Stated task >> Copy out every record below, word for word.

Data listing

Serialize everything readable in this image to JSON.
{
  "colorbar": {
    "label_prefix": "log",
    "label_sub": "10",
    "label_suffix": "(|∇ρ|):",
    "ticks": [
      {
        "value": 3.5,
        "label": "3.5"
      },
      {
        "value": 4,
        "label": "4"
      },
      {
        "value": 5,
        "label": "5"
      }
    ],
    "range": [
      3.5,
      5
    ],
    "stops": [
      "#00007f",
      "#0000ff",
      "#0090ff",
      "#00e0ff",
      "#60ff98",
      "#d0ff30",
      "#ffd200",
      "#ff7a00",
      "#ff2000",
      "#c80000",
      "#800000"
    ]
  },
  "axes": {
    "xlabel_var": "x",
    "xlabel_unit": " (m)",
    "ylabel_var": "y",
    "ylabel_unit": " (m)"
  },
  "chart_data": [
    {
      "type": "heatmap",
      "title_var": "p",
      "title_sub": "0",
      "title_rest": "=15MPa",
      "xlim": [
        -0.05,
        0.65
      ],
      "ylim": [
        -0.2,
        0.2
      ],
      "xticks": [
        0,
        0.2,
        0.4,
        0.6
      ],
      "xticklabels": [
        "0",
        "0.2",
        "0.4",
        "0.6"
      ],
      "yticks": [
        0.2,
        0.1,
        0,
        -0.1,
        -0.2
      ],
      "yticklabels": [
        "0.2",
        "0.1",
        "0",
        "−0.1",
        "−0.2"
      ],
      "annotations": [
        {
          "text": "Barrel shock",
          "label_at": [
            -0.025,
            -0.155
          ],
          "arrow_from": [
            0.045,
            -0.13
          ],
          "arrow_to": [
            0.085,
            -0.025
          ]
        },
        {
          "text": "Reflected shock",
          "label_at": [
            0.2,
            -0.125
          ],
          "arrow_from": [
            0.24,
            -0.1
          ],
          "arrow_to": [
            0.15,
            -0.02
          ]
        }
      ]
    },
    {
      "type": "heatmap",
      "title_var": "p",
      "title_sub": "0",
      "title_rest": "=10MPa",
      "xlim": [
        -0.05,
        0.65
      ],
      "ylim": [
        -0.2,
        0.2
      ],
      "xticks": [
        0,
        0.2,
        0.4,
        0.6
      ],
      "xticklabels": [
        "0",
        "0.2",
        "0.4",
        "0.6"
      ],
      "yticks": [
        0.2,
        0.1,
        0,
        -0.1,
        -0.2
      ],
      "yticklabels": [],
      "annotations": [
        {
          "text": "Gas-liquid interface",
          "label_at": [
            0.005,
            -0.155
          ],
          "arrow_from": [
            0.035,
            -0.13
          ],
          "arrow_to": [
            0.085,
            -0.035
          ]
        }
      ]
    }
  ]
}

Result of the exercise >>
Serialize everything readable in this image to JSON.
{
  "colorbar": {
    "label_prefix": "log",
    "label_sub": "10",
    "label_suffix": "(|∇ρ|):",
    "ticks": [
      {
        "value": 3.5,
        "label": "3.5"
      },
      {
        "value": 4,
        "label": "4"
      },
      {
        "value": 5,
        "label": "5"
      }
    ],
    "range": [
      3.5,
      5
    ],
    "stops": [
      "#00007f",
      "#0000ff",
      "#0090ff",
      "#00e0ff",
      "#60ff98",
      "#d0ff30",
      "#ffd200",
      "#ff7a00",
      "#ff2000",
      "#c80000",
      "#800000"
    ]
  },
  "axes": {
    "xlabel_var": "x",
    "xlabel_unit": " (m)",
    "ylabel_var": "y",
    "ylabel_unit": " (m)"
  },
  "chart_data": [
    {
      "type": "heatmap",
      "title_var": "p",
      "title_sub": "0",
      "title_rest": "=15MPa",
      "xlim": [
        -0.05,
        0.65
      ],
      "ylim": [
        -0.2,
        0.2
      ],
      "xticks": [
        0,
        0.2,
        0.4,
        0.6
      ],
      "xticklabels": [
        "0",
        "0.2",
        "0.4",
        "0.6"
      ],
      "yticks": [
        0.2,
        0.1,
        0,
        -0.1,
        -0.2
      ],
      "yticklabels": [
        "0.2",
        "0.1",
        "0",
        "−0.1",
        "−0.2"
      ],
      "annotations": [
        {
          "text": "Barrel shock",
          "label_at": [
            -0.025,
            -0.155
          ],
          "arrow_from": [
            0.045,
            -0.13
          ],
          "arrow_to": [
            0.085,
            -0.025
          ]
        },
        {
          "text": "Reflected shock",
          "label_at": [
            0.2,
            -0.125
          ],
          "arrow_from": [
            0.24,
            -0.1
          ],
          "arrow_to": [
            0.15,
            -0.02
          ]
        }
      ]
    },
    {
      "type": "heatmap",
      "title_var": "p",
      "title_sub": "0",
      "title_rest": "=10MPa",
      "xlim": [
        -0.05,
        0.65
      ],
      "ylim": [
        -0.2,
        0.2
      ],
      "xticks": [
        0,
        0.2,
        0.4,
        0.6
      ],
      "xticklabels": [
        "0",
        "0.2",
        "0.4",
        "0.6"
      ],
      "yticks": [
        0.2,
        0.1,
        0,
        -0.1,
        -0.2
      ],
      "yticklabels": [],
      "annotations": [
        {
          "text": "Gas-liquid interface",
          "label_at": [
            0.005,
            -0.155
          ],
          "arrow_from": [
            0.035,
            -0.13
          ],
          "arrow_to": [
            0.085,
            -0.035
          ]
        }
      ]
    }
  ]
}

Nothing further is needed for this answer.